_Some records_.
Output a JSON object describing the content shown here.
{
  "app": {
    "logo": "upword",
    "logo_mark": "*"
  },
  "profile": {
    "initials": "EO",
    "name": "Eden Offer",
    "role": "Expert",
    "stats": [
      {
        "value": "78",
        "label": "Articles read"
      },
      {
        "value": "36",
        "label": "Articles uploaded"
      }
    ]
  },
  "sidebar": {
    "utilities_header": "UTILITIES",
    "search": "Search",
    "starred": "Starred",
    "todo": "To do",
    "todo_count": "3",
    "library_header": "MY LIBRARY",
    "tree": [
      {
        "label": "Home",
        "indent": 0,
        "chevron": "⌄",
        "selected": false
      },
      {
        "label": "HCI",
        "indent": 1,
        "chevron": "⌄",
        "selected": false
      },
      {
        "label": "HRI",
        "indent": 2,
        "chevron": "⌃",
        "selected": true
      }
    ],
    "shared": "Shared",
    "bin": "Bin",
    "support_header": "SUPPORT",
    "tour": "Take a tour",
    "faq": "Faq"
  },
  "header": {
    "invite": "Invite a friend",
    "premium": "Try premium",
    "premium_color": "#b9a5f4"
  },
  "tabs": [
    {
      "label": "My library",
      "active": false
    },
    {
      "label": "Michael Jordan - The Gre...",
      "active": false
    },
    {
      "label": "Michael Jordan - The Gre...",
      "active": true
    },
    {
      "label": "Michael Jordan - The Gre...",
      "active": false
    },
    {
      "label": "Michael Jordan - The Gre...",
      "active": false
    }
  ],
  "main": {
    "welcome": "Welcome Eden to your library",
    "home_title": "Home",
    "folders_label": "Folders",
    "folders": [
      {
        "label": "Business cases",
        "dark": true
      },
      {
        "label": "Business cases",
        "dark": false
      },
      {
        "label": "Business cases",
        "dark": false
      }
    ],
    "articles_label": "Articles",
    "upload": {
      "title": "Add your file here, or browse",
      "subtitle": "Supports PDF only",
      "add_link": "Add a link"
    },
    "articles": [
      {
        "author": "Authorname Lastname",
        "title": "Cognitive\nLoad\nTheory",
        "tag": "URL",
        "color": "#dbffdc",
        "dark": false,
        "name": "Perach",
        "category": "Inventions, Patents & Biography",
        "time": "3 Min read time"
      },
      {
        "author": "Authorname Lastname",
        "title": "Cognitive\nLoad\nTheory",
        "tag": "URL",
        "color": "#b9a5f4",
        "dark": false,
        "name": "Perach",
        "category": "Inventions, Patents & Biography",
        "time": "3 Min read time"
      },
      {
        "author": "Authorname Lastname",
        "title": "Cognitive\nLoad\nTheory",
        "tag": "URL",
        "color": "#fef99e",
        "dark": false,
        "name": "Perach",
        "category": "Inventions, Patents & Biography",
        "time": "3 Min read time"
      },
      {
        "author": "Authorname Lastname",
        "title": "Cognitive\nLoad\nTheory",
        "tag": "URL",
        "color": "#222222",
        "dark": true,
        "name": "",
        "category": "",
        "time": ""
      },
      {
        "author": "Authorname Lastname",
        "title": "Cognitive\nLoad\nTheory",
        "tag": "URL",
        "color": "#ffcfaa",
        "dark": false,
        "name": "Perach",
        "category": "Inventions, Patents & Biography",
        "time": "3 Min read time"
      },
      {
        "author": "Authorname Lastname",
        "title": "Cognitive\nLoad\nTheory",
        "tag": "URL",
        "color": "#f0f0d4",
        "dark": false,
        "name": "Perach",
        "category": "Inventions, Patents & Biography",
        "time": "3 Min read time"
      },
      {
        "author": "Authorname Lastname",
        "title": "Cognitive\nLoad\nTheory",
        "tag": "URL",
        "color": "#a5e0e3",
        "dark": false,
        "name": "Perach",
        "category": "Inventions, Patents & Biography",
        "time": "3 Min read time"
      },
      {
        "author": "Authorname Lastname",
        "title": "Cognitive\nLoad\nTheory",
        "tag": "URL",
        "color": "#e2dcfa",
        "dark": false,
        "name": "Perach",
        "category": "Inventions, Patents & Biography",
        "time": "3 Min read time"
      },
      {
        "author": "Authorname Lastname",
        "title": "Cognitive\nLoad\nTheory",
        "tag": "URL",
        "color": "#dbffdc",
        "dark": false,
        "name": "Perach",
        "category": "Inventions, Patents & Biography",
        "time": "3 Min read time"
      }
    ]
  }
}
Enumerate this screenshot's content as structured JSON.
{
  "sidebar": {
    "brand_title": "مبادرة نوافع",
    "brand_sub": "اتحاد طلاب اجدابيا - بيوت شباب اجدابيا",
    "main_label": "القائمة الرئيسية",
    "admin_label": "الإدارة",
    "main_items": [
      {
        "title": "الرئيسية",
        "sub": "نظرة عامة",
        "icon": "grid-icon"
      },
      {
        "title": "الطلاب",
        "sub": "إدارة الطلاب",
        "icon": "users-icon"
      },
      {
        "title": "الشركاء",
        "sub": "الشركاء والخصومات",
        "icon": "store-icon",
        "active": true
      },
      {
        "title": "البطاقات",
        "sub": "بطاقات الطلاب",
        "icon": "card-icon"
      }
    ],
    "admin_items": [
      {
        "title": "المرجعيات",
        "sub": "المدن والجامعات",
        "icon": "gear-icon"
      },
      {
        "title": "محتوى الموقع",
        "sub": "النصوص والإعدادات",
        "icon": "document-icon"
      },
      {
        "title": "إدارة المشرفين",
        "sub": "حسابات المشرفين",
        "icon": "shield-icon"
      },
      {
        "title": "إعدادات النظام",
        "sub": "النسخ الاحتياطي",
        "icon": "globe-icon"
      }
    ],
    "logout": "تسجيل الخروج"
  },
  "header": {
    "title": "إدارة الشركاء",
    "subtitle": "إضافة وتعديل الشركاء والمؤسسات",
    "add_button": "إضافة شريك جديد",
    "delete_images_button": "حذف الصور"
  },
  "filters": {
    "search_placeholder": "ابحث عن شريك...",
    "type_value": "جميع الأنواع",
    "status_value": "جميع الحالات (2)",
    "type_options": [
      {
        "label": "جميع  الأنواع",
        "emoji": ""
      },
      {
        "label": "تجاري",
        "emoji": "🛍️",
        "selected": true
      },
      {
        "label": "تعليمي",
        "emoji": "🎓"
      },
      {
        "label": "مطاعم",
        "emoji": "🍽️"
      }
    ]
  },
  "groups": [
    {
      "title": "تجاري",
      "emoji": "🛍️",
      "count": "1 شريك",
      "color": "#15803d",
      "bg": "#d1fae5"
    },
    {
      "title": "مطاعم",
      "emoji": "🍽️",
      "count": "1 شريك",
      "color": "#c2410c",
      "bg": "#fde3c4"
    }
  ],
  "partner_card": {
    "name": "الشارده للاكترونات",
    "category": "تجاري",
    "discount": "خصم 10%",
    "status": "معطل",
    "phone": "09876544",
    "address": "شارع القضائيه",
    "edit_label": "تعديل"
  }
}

_Your objective_.
Go through the listing and copy all of it exactly.

_The solution_.
Output a JSON object describing the content shown here.
{
  "app": {
    "logo": "upword",
    "logo_mark": "*"
  },
  "profile": {
    "initials": "EO",
    "name": "Eden Offer",
    "role": "Expert",
    "stats": [
      {
        "value": "78",
        "label": "Articles read"
      },
      {
        "value": "36",
        "label": "Articles uploaded"
      }
    ]
  },
  "sidebar": {
    "utilities_header": "UTILITIES",
    "search": "Search",
    "starred": "Starred",
    "todo": "To do",
    "todo_count": "3",
    "library_header": "MY LIBRARY",
    "tree": [
      {
        "label": "Home",
        "indent": 0,
        "chevron": "⌄",
        "selected": false
      },
      {
        "label": "HCI",
        "indent": 1,
        "chevron": "⌄",
        "selected": false
      },
      {
        "label": "HRI",
        "indent": 2,
        "chevron": "⌃",
        "selected": true
      }
    ],
    "shared": "Shared",
    "bin": "Bin",
    "support_header": "SUPPORT",
    "tour": "Take a tour",
    "faq": "Faq"
  },
  "header": {
    "invite": "Invite a friend",
    "premium": "Try premium",
    "premium_color": "#b9a5f4"
  },
  "tabs": [
    {
      "label": "My library",
      "active": false
    },
    {
      "label": "Michael Jordan - The Gre...",
      "active": false
    },
    {
      "label": "Michael Jordan - The Gre...",
      "active": true
    },
    {
      "label": "Michael Jordan - The Gre...",
      "active": false
    },
    {
      "label": "Michael Jordan - The Gre...",
      "active": false
    }
  ],
  "main": {
    "welcome": "Welcome Eden to your library",
    "home_title": "Home",
    "folders_label": "Folders",
    "folders": [
      {
        "label": "Business cases",
        "dark": true
      },
      {
        "label": "Business cases",
        "dark": false
      },
      {
        "label": "Business cases",
        "dark": false
      }
    ],
    "articles_label": "Articles",
    "upload": {
      "title": "Add your file here, or browse",
      "subtitle": "Supports PDF only",
      "add_link": "Add a link"
    },
    "articles": [
      {
        "author": "Authorname Lastname",
        "title": "Cognitive\nLoad\nTheory",
        "tag": "URL",
        "color": "#dbffdc",
        "dark": false,
        "name": "Perach",
        "category": "Inventions, Patents & Biography",
        "time": "3 Min read time"
      },
      {
        "author": "Authorname Lastname",
        "title": "Cognitive\nLoad\nTheory",
        "tag": "URL",
        "color": "#b9a5f4",
        "dark": false,
        "name": "Perach",
        "category": "Inventions, Patents & Biography",
        "time": "3 Min read time"
      },
      {
        "author": "Authorname Lastname",
        "title": "Cognitive\nLoad\nTheory",
        "tag": "URL",
        "color": "#fef99e",
        "dark": false,
        "name": "Perach",
        "category": "Inventions, Patents & Biography",
        "time": "3 Min read time"
      },
      {
        "author": "Authorname Lastname",
        "title": "Cognitive\nLoad\nTheory",
        "tag": "URL",
        "color": "#222222",
        "dark": true,
        "name": "",
        "category": "",
        "time": ""
      },
      {
        "author": "Authorname Lastname",
        "title": "Cognitive\nLoad\nTheory",
        "tag": "URL",
        "color": "#ffcfaa",
        "dark": false,
        "name": "Perach",
        "category": "Inventions, Patents & Biography",
        "time": "3 Min read time"
      },
      {
        "author": "Authorname Lastname",
        "title": "Cognitive\nLoad\nTheory",
        "tag": "URL",
        "color": "#f0f0d4",
        "dark": false,
        "name": "Perach",
        "category": "Inventions, Patents & Biography",
        "time": "3 Min read time"
      },
      {
        "author": "Authorname Lastname",
        "title": "Cognitive\nLoad\nTheory",
        "tag": "URL",
        "color": "#a5e0e3",
        "dark": false,
        "name": "Perach",
        "category": "Inventions, Patents & Biography",
        "time": "3 Min read time"
      },
      {
        "author": "Authorname Lastname",
        "title": "Cognitive\nLoad\nTheory",
        "tag": "URL",
        "color": "#e2dcfa",
        "dark": false,
        "name": "Perach",
        "category": "Inventions, Patents & Biography",
        "time": "3 Min read time"
      },
      {
        "author": "Authorname Lastname",
        "title": "Cognitive\nLoad\nTheory",
        "tag": "URL",
        "color": "#dbffdc",
        "dark": false,
        "name": "Perach",
        "category": "Inventions, Patents & Biography",
        "time": "3 Min read time"
      }
    ]
  }
}
Enumerate this screenshot's content as structured JSON.
{
  "sidebar": {
    "brand_title": "مبادرة نوافع",
    "brand_sub": "اتحاد طلاب اجدابيا - بيوت شباب اجدابيا",
    "main_label": "القائمة الرئيسية",
    "admin_label": "الإدارة",
    "main_items": [
      {
        "title": "الرئيسية",
        "sub": "نظرة عامة",
        "icon": "grid-icon"
      },
      {
        "title": "الطلاب",
        "sub": "إدارة الطلاب",
        "icon": "users-icon"
      },
      {
        "title": "الشركاء",
        "sub": "الشركاء والخصومات",
        "icon": "store-icon",
        "active": true
      },
      {
        "title": "البطاقات",
        "sub": "بطاقات الطلاب",
        "icon": "card-icon"
      }
    ],
    "admin_items": [
      {
        "title": "المرجعيات",
        "sub": "المدن والجامعات",
        "icon": "gear-icon"
      },
      {
        "title": "محتوى الموقع",
        "sub": "النصوص والإعدادات",
        "icon": "document-icon"
      },
      {
        "title": "إدارة المشرفين",
        "sub": "حسابات المشرفين",
        "icon": "shield-icon"
      },
      {
        "title": "إعدادات النظام",
        "sub": "النسخ الاحتياطي",
        "icon": "globe-icon"
      }
    ],
    "logout": "تسجيل الخروج"
  },
  "header": {
    "title": "إدارة الشركاء",
    "subtitle": "إضافة وتعديل الشركاء والمؤسسات",
    "add_button": "إضافة شريك جديد",
    "delete_images_button": "حذف الصور"
  },
  "filters": {
    "search_placeholder": "ابحث عن شريك...",
    "type_value": "جميع الأنواع",
    "status_value": "جميع الحالات (2)",
    "type_options": [
      {
        "label": "جميع  الأنواع",
        "emoji": ""
      },
      {
        "label": "تجاري",
        "emoji": "🛍️",
        "selected": true
      },
      {
        "label": "تعليمي",
        "emoji": "🎓"
      },
      {
        "label": "مطاعم",
        "emoji": "🍽️"
      }
    ]
  },
  "groups": [
    {
      "title": "تجاري",
      "emoji": "🛍️",
      "count": "1 شريك",
      "color": "#15803d",
      "bg": "#d1fae5"
    },
    {
      "title": "مطاعم",
      "emoji": "🍽️",
      "count": "1 شريك",
      "color": "#c2410c",
      "bg": "#fde3c4"
    }
  ],
  "partner_card": {
    "name": "الشارده للاكترونات",
    "category": "تجاري",
    "discount": "خصم 10%",
    "status": "معطل",
    "phone": "09876544",
    "address": "شارع القضائيه",
    "edit_label": "تعديل"
  }
}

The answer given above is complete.